__What you need to do__.
A. Answer these questions from the school safety essay:
(i) How many shootings on U.S. school campuses does it report for 2019?
(ii) What share of public high schools use metal detectors, according to the essay?
(iii) What two things does it say students have to practice?
B. Carry on the school safety essay from its last sentence.

__Page extract__.
A Call for Safer Schools
When you walk into Sweet Home High School, do you feel safe? What could we do to make it safer? Read Lexi Herrmann’s answer.
When you walk into Sweet Home High School, do you feel safe?
If you said no, your feeling of fear can be shared with students throughout America. However, I believe our school is under considerable risk. The lack of security at our school worries students and makes some parents anxious when sending their children to school.
There have been 45 instances of shootings on school campuses in the U.S. just in 2019. There are kids out in the world who have access to guns and want to shoot fellow students in school. Less than 11% of public high schools use metal detectors.
Clearly, this could pose a risk for students at school, especially if a kid an easily take out a gun because there’s no security or teachers checking if kids have anything dangerous.
Over the past few years, Sweet Home has received threats that have caused students to be afraid when coming to school the next day. This is highly problematic as everyone wants to feel safe coming into school; if students aren’t focused on simply learning, as having the fear of death in their minds when coming to school surly weighs on the psyche, productivity is sure to be down.
People should be more focused on getting an education when at school than being scared because they don’t think there’s enough being done to ensure their safety. We are in the 21st century—new security measures must be put in place. It’s crazy how we have to practice lockdown drills and hold-in-places because people are scared that there could potentially be a threat.
Back in the day, people did not think about school shootings or similar threats. Now, for the sake of self-preservation, such thinking is imperative.
If we had more security in our school, it would make everyone feel a lot safer. Kids wouldn’t bring in knives or guns if they knew that teachers or administrators were going to check bags. Students would feel a lot better because they wouldn’t have to worry about guns in school. It could also reduce the number of school shootings if there were more school-appointed SROs (or security units in general) in schools all across America.

__Study material__.
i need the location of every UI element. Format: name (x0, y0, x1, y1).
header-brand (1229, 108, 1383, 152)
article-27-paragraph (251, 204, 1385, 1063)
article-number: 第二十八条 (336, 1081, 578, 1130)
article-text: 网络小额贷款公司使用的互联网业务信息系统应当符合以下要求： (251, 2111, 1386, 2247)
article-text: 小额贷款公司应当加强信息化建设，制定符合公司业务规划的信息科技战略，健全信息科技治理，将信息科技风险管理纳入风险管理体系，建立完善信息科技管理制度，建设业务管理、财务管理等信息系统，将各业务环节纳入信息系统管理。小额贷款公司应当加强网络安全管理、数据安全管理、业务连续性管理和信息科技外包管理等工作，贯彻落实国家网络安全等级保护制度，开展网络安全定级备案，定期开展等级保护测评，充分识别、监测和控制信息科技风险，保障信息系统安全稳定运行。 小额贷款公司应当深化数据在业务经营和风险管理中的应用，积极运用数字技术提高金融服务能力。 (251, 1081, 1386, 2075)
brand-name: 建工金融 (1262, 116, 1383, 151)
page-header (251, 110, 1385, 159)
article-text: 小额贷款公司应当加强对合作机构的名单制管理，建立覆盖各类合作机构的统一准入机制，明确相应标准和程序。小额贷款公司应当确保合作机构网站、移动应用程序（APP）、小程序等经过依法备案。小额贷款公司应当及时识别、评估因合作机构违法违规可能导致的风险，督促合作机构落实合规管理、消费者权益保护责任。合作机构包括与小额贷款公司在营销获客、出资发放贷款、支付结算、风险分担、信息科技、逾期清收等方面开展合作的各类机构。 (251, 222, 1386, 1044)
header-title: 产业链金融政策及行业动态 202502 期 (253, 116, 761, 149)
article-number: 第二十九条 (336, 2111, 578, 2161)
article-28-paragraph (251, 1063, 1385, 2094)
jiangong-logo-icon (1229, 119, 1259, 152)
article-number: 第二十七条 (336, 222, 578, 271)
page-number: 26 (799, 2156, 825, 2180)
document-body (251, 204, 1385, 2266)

__Expected results__.
A.
(i) 45
(ii) Less than 11%
(iii) Lockdown drills and hold-in-places

B.
Some may say that kids come into school at all different times of the day and checking every person would waste a lot of time, which teachers and administrators don’t have enough of. Though the process may take a while, it would still be valuble as it could help people feel safer in school.
After all, teachers are always saying school should be a safe place. In addition, alternative and time-saving methods may be implemented in the long run.
Don’t you want school to be a safe place? Don’t you want to go to school and not have to worry about lockdowns or if this person next to me really reaching into his bag to get a notebook or, in fact, something more sinister? Or maybe even will this person try to cut me with a knife? This makes teachers and students alike feel unsafe and uneasy at school.
If we had a lot more security at school, it would make parents less worried to send their kids here. It would also make students feel safer going to school and worry less about one of their classmates committing an isolated attack or even a school shooting.
It’s already hard enough for a parent to entrust a bunch of adults, be they educators or not, with their beloved children for six and a half hours each day. Reducing modern violence may help them rest easier.
Lexi is a senior at Sweet Home High School and previously wrote for the Panther Press where she was the editor for the News section for two years. Lexi is now the Opinion section editor of The Panther Eye. She plays volleyball for the Varsity team at Sweet Home.